• Stored records:

==============================

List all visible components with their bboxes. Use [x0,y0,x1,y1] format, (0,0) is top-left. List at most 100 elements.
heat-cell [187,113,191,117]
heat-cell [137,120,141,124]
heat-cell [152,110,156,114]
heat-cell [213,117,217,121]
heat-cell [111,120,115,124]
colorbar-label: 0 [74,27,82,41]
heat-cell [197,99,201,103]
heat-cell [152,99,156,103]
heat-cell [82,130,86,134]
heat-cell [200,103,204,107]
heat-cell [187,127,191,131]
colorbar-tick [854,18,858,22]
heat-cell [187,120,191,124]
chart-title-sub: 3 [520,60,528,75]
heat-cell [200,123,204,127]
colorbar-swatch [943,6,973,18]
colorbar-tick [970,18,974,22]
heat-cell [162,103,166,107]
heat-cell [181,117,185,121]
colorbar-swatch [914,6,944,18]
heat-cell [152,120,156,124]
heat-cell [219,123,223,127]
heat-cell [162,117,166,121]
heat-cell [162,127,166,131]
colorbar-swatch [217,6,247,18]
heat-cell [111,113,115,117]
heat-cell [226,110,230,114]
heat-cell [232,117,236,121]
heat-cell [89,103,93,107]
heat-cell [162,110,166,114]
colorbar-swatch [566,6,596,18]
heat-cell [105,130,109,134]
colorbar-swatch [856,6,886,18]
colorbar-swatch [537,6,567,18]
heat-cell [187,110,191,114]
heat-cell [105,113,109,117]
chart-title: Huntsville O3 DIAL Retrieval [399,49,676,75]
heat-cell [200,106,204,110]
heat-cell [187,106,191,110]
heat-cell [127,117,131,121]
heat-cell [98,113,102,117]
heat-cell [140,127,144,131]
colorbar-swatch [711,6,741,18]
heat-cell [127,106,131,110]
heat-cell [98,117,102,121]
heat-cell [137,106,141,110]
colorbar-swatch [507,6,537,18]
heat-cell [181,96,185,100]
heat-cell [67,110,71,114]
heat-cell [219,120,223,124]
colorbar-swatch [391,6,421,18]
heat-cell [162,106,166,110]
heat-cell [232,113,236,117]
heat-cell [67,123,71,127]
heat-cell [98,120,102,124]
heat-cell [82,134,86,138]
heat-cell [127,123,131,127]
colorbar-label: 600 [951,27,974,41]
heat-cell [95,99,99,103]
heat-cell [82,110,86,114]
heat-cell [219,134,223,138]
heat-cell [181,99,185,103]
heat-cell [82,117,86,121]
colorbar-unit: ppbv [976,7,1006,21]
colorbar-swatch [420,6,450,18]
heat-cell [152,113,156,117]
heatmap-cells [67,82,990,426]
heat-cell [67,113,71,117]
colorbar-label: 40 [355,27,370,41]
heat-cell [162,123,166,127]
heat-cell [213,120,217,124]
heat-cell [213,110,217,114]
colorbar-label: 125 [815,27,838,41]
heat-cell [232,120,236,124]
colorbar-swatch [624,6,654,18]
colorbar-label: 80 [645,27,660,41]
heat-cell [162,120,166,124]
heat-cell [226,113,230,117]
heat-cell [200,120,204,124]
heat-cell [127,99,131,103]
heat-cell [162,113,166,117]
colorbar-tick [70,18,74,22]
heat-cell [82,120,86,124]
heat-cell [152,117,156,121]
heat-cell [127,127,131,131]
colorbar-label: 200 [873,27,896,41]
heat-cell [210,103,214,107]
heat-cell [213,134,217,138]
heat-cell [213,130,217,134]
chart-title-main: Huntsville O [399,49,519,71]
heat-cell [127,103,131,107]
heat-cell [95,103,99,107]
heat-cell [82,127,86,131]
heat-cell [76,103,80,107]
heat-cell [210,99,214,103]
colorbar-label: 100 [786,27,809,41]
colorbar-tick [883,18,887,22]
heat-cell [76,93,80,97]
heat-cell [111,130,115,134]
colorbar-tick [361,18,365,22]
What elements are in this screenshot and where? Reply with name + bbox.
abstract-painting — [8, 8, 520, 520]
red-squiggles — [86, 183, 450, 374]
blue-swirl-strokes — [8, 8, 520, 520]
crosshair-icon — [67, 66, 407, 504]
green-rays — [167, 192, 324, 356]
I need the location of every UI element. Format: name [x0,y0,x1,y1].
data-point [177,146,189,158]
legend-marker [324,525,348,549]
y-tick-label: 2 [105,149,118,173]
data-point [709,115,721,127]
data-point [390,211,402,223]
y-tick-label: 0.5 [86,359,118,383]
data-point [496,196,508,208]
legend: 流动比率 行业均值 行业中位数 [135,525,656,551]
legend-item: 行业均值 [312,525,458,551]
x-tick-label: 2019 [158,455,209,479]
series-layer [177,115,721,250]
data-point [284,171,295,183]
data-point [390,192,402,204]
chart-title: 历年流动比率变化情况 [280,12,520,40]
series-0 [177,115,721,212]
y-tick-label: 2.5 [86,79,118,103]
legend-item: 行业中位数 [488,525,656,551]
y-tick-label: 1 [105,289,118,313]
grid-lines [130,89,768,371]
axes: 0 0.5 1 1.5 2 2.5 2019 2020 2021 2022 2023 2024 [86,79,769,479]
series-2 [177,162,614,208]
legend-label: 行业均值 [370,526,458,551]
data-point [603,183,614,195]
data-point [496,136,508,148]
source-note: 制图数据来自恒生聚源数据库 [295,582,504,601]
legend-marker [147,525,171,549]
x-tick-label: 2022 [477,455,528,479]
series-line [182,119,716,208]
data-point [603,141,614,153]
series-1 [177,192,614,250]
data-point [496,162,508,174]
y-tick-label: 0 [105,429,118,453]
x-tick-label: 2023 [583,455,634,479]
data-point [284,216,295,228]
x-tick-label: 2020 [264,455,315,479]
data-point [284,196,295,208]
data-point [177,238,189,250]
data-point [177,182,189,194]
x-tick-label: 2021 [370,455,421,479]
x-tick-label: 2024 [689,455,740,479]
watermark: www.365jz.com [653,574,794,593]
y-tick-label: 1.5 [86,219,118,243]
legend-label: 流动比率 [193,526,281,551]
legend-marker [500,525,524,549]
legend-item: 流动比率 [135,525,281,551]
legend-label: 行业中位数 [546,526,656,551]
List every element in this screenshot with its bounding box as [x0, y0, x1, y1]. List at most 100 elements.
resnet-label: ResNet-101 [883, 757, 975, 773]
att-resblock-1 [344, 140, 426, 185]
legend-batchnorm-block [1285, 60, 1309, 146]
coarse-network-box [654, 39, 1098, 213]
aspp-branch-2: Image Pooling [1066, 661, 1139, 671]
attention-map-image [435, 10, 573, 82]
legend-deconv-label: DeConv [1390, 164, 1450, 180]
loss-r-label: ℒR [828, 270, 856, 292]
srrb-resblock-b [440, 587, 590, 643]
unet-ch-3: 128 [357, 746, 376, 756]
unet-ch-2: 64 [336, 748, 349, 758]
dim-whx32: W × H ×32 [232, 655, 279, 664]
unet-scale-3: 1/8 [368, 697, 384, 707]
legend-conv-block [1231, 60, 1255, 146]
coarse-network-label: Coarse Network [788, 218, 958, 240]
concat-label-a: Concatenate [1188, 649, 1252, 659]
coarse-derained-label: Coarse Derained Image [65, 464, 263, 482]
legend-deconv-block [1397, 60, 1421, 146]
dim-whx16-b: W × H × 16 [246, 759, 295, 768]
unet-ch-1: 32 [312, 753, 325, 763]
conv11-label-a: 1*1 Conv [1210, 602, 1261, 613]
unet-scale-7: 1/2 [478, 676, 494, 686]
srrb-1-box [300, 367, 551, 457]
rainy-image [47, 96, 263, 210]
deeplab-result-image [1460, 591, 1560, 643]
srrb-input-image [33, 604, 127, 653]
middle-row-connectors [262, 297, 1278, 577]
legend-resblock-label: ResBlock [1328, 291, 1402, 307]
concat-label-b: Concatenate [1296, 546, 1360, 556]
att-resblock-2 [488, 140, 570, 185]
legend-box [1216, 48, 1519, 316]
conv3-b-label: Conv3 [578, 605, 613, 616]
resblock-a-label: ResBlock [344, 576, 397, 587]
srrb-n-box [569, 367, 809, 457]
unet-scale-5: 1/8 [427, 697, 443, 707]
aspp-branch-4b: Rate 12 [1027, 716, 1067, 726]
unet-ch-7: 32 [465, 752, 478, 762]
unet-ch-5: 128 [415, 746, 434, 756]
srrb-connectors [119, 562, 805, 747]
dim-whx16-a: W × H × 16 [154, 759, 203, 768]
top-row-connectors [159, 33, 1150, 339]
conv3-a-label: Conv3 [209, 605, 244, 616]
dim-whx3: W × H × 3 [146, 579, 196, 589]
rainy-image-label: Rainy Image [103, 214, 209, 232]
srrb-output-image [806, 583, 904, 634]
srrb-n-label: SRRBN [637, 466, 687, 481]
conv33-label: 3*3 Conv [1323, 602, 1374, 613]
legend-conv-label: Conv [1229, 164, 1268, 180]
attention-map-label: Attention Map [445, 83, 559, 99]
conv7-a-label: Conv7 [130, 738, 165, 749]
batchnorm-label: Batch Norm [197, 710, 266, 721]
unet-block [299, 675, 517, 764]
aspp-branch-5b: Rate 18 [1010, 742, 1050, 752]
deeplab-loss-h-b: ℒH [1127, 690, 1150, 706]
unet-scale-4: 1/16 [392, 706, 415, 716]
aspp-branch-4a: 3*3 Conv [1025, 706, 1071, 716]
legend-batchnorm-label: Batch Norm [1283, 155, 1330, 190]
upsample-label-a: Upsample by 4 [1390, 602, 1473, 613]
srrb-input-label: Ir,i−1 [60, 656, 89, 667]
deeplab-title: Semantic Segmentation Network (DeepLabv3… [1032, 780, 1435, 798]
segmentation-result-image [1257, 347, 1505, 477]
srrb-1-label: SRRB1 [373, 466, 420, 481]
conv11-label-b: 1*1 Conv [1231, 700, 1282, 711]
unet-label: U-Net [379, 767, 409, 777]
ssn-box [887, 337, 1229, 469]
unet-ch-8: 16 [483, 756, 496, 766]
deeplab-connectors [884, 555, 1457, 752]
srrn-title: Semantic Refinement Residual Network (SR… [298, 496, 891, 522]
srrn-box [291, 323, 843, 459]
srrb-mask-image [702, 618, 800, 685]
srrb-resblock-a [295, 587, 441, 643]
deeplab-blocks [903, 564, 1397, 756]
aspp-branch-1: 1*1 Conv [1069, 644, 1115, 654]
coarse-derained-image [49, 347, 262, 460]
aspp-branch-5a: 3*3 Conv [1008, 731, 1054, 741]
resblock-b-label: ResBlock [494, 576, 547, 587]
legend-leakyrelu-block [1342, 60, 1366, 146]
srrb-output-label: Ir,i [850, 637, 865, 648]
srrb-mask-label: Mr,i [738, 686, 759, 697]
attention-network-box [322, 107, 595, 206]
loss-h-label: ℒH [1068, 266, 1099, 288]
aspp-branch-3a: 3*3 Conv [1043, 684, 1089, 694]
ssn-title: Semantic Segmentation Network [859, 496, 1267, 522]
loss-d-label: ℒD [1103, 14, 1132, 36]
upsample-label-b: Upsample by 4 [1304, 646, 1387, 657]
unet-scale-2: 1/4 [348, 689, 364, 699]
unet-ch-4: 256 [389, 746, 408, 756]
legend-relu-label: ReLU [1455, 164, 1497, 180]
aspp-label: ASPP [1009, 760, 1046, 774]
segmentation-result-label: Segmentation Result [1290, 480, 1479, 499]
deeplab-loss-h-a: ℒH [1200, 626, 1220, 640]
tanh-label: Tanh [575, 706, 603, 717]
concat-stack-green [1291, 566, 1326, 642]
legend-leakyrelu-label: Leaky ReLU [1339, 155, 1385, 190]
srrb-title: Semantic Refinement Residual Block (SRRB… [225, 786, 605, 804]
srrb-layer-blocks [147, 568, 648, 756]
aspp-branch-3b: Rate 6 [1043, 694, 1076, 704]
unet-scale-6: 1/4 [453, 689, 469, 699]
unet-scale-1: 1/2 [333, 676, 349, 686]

==============================

• The exercise:
Please rewrite the rows from the start of the records through the line holding "colorbar-tick [854,18,858,22]", inclusive, changing every "heat-cell" to "heatmap-cell" and leaving everything else unchanged.

• Solved problem:
List all visible components with their bboxes. Use [x0,y0,x1,y1] format, (0,0) is top-left. List at most 100 elements.
heatmap-cell [187,113,191,117]
heatmap-cell [137,120,141,124]
heatmap-cell [152,110,156,114]
heatmap-cell [213,117,217,121]
heatmap-cell [111,120,115,124]
colorbar-label: 0 [74,27,82,41]
heatmap-cell [197,99,201,103]
heatmap-cell [152,99,156,103]
heatmap-cell [82,130,86,134]
heatmap-cell [200,103,204,107]
heatmap-cell [187,127,191,131]
colorbar-tick [854,18,858,22]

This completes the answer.